- _STATED EXERCISE_: Output every entry exactly as written.

- _RECORDS TO USE_:
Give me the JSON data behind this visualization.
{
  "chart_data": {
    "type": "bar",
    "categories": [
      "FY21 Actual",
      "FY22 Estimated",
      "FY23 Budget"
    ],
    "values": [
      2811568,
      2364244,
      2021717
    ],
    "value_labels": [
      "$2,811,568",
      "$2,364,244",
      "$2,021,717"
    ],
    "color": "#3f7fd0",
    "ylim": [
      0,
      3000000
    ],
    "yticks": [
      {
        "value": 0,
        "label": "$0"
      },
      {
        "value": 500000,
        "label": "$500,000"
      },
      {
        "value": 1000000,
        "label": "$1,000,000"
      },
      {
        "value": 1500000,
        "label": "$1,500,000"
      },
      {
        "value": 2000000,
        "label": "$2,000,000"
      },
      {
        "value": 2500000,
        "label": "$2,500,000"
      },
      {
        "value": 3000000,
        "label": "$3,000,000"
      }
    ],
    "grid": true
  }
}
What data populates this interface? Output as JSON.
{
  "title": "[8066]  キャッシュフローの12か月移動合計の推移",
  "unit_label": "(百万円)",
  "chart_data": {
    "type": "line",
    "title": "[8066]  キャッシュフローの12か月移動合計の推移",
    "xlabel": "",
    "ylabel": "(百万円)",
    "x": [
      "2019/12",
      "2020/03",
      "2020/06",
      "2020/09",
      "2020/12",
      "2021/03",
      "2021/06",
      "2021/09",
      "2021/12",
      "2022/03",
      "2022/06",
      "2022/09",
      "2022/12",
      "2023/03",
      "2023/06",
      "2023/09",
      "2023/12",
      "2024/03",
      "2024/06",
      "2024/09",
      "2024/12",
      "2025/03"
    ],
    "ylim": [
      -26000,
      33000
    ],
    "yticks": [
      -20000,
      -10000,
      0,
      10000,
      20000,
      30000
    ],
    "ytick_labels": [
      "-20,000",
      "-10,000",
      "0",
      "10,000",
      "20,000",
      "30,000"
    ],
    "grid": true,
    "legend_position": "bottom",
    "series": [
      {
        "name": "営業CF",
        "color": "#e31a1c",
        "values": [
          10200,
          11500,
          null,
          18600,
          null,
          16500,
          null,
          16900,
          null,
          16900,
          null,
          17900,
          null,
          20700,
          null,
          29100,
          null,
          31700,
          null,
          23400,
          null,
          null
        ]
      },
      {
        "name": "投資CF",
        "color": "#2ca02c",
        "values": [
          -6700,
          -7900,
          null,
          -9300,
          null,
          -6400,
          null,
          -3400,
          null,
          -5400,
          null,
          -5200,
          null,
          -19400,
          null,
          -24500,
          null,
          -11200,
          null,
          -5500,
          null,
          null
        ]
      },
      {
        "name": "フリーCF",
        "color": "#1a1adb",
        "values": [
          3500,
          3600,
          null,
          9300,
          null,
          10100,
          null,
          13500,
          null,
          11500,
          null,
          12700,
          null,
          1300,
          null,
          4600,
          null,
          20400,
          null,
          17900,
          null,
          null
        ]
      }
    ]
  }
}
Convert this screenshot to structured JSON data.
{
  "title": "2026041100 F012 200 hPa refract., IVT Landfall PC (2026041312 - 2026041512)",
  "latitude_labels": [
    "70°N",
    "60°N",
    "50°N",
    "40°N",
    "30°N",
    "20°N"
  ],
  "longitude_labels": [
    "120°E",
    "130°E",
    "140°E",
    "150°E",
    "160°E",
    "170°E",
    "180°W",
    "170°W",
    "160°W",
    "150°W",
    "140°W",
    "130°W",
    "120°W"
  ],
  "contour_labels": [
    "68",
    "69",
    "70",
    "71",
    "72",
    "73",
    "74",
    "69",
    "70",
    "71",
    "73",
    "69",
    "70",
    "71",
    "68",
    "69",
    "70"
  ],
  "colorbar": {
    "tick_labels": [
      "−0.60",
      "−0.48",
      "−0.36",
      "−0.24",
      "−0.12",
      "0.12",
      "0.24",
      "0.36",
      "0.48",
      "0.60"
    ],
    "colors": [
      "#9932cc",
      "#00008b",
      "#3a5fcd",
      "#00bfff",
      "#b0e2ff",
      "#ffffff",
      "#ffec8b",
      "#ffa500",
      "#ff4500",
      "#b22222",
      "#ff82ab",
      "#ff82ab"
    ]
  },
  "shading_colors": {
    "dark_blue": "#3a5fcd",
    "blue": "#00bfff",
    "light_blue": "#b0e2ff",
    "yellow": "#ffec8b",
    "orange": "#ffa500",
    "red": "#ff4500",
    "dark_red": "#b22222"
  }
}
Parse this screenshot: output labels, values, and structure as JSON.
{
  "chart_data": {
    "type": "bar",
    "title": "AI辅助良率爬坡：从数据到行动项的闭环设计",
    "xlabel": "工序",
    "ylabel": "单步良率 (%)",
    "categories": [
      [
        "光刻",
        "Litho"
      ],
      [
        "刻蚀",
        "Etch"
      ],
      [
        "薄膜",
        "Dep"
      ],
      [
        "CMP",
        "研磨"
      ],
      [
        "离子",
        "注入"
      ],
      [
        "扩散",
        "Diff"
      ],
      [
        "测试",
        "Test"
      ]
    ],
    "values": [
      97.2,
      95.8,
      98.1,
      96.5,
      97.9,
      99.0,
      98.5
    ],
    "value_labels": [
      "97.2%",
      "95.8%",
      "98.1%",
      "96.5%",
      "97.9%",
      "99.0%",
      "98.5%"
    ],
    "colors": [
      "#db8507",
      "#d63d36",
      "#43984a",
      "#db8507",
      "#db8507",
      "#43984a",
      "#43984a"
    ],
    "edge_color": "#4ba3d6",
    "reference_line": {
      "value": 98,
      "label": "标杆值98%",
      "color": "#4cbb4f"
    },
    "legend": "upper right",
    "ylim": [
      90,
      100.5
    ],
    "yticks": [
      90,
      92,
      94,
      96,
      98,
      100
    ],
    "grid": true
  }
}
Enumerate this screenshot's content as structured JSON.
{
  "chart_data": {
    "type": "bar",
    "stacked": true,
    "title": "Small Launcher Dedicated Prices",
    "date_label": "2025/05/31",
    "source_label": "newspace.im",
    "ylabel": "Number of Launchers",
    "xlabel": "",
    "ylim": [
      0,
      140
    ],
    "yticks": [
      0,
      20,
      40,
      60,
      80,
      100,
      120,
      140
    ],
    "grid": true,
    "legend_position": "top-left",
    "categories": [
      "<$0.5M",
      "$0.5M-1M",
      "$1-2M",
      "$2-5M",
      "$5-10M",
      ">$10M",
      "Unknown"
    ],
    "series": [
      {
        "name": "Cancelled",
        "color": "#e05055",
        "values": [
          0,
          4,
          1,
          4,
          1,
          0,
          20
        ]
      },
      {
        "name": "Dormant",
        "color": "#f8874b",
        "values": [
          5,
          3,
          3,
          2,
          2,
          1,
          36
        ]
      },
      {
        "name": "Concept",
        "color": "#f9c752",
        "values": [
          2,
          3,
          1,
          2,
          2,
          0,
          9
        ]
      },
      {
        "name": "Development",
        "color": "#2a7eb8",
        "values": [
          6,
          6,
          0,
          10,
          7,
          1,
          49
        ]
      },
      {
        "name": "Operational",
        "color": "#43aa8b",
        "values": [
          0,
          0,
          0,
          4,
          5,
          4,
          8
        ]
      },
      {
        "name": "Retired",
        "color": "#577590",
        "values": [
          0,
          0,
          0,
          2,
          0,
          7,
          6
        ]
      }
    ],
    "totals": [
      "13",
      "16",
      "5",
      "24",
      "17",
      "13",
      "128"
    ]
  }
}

- _OUTPUT BELOW_:
Give me the JSON data behind this visualization.
{
  "chart_data": {
    "type": "bar",
    "categories": [
      "FY21 Actual",
      "FY22 Estimated",
      "FY23 Budget"
    ],
    "values": [
      2811568,
      2364244,
      2021717
    ],
    "value_labels": [
      "$2,811,568",
      "$2,364,244",
      "$2,021,717"
    ],
    "color": "#3f7fd0",
    "ylim": [
      0,
      3000000
    ],
    "yticks": [
      {
        "value": 0,
        "label": "$0"
      },
      {
        "value": 500000,
        "label": "$500,000"
      },
      {
        "value": 1000000,
        "label": "$1,000,000"
      },
      {
        "value": 1500000,
        "label": "$1,500,000"
      },
      {
        "value": 2000000,
        "label": "$2,000,000"
      },
      {
        "value": 2500000,
        "label": "$2,500,000"
      },
      {
        "value": 3000000,
        "label": "$3,000,000"
      }
    ],
    "grid": true
  }
}
What data populates this interface? Output as JSON.
{
  "title": "[8066]  キャッシュフローの12か月移動合計の推移",
  "unit_label": "(百万円)",
  "chart_data": {
    "type": "line",
    "title": "[8066]  キャッシュフローの12か月移動合計の推移",
    "xlabel": "",
    "ylabel": "(百万円)",
    "x": [
      "2019/12",
      "2020/03",
      "2020/06",
      "2020/09",
      "2020/12",
      "2021/03",
      "2021/06",
      "2021/09",
      "2021/12",
      "2022/03",
      "2022/06",
      "2022/09",
      "2022/12",
      "2023/03",
      "2023/06",
      "2023/09",
      "2023/12",
      "2024/03",
      "2024/06",
      "2024/09",
      "2024/12",
      "2025/03"
    ],
    "ylim": [
      -26000,
      33000
    ],
    "yticks": [
      -20000,
      -10000,
      0,
      10000,
      20000,
      30000
    ],
    "ytick_labels": [
      "-20,000",
      "-10,000",
      "0",
      "10,000",
      "20,000",
      "30,000"
    ],
    "grid": true,
    "legend_position": "bottom",
    "series": [
      {
        "name": "営業CF",
        "color": "#e31a1c",
        "values": [
          10200,
          11500,
          null,
          18600,
          null,
          16500,
          null,
          16900,
          null,
          16900,
          null,
          17900,
          null,
          20700,
          null,
          29100,
          null,
          31700,
          null,
          23400,
          null,
          null
        ]
      },
      {
        "name": "投資CF",
        "color": "#2ca02c",
        "values": [
          -6700,
          -7900,
          null,
          -9300,
          null,
          -6400,
          null,
          -3400,
          null,
          -5400,
          null,
          -5200,
          null,
          -19400,
          null,
          -24500,
          null,
          -11200,
          null,
          -5500,
          null,
          null
        ]
      },
      {
        "name": "フリーCF",
        "color": "#1a1adb",
        "values": [
          3500,
          3600,
          null,
          9300,
          null,
          10100,
          null,
          13500,
          null,
          11500,
          null,
          12700,
          null,
          1300,
          null,
          4600,
          null,
          20400,
          null,
          17900,
          null,
          null
        ]
      }
    ]
  }
}
Convert this screenshot to structured JSON data.
{
  "title": "2026041100 F012 200 hPa refract., IVT Landfall PC (2026041312 - 2026041512)",
  "latitude_labels": [
    "70°N",
    "60°N",
    "50°N",
    "40°N",
    "30°N",
    "20°N"
  ],
  "longitude_labels": [
    "120°E",
    "130°E",
    "140°E",
    "150°E",
    "160°E",
    "170°E",
    "180°W",
    "170°W",
    "160°W",
    "150°W",
    "140°W",
    "130°W",
    "120°W"
  ],
  "contour_labels": [
    "68",
    "69",
    "70",
    "71",
    "72",
    "73",
    "74",
    "69",
    "70",
    "71",
    "73",
    "69",
    "70",
    "71",
    "68",
    "69",
    "70"
  ],
  "colorbar": {
    "tick_labels": [
      "−0.60",
      "−0.48",
      "−0.36",
      "−0.24",
      "−0.12",
      "0.12",
      "0.24",
      "0.36",
      "0.48",
      "0.60"
    ],
    "colors": [
      "#9932cc",
      "#00008b",
      "#3a5fcd",
      "#00bfff",
      "#b0e2ff",
      "#ffffff",
      "#ffec8b",
      "#ffa500",
      "#ff4500",
      "#b22222",
      "#ff82ab",
      "#ff82ab"
    ]
  },
  "shading_colors": {
    "dark_blue": "#3a5fcd",
    "blue": "#00bfff",
    "light_blue": "#b0e2ff",
    "yellow": "#ffec8b",
    "orange": "#ffa500",
    "red": "#ff4500",
    "dark_red": "#b22222"
  }
}
Parse this screenshot: output labels, values, and structure as JSON.
{
  "chart_data": {
    "type": "bar",
    "title": "AI辅助良率爬坡：从数据到行动项的闭环设计",
    "xlabel": "工序",
    "ylabel": "单步良率 (%)",
    "categories": [
      [
        "光刻",
        "Litho"
      ],
      [
        "刻蚀",
        "Etch"
      ],
      [
        "薄膜",
        "Dep"
      ],
      [
        "CMP",
        "研磨"
      ],
      [
        "离子",
        "注入"
      ],
      [
        "扩散",
        "Diff"
      ],
      [
        "测试",
        "Test"
      ]
    ],
    "values": [
      97.2,
      95.8,
      98.1,
      96.5,
      97.9,
      99.0,
      98.5
    ],
    "value_labels": [
      "97.2%",
      "95.8%",
      "98.1%",
      "96.5%",
      "97.9%",
      "99.0%",
      "98.5%"
    ],
    "colors": [
      "#db8507",
      "#d63d36",
      "#43984a",
      "#db8507",
      "#db8507",
      "#43984a",
      "#43984a"
    ],
    "edge_color": "#4ba3d6",
    "reference_line": {
      "value": 98,
      "label": "标杆值98%",
      "color": "#4cbb4f"
    },
    "legend": "upper right",
    "ylim": [
      90,
      100.5
    ],
    "yticks": [
      90,
      92,
      94,
      96,
      98,
      100
    ],
    "grid": true
  }
}
Enumerate this screenshot's content as structured JSON.
{
  "chart_data": {
    "type": "bar",
    "stacked": true,
    "title": "Small Launcher Dedicated Prices",
    "date_label": "2025/05/31",
    "source_label": "newspace.im",
    "ylabel": "Number of Launchers",
    "xlabel": "",
    "ylim": [
      0,
      140
    ],
    "yticks": [
      0,
      20,
      40,
      60,
      80,
      100,
      120,
      140
    ],
    "grid": true,
    "legend_position": "top-left",
    "categories": [
      "<$0.5M",
      "$0.5M-1M",
      "$1-2M",
      "$2-5M",
      "$5-10M",
      ">$10M",
      "Unknown"
    ],
    "series": [
      {
        "name": "Cancelled",
        "color": "#e05055",
        "values": [
          0,
          4,
          1,
          4,
          1,
          0,
          20
        ]
      },
      {
        "name": "Dormant",
        "color": "#f8874b",
        "values": [
          5,
          3,
          3,
          2,
          2,
          1,
          36
        ]
      },
      {
        "name": "Concept",
        "color": "#f9c752",
        "values": [
          2,
          3,
          1,
          2,
          2,
          0,
          9
        ]
      },
      {
        "name": "Development",
        "color": "#2a7eb8",
        "values": [
          6,
          6,
          0,
          10,
          7,
          1,
          49
        ]
      },
      {
        "name": "Operational",
        "color": "#43aa8b",
        "values": [
          0,
          0,
          0,
          4,
          5,
          4,
          8
        ]
      },
      {
        "name": "Retired",
        "color": "#577590",
        "values": [
          0,
          0,
          0,
          2,
          0,
          7,
          6
        ]
      }
    ],
    "totals": [
      "13",
      "16",
      "5",
      "24",
      "17",
      "13",
      "128"
    ]
  }
}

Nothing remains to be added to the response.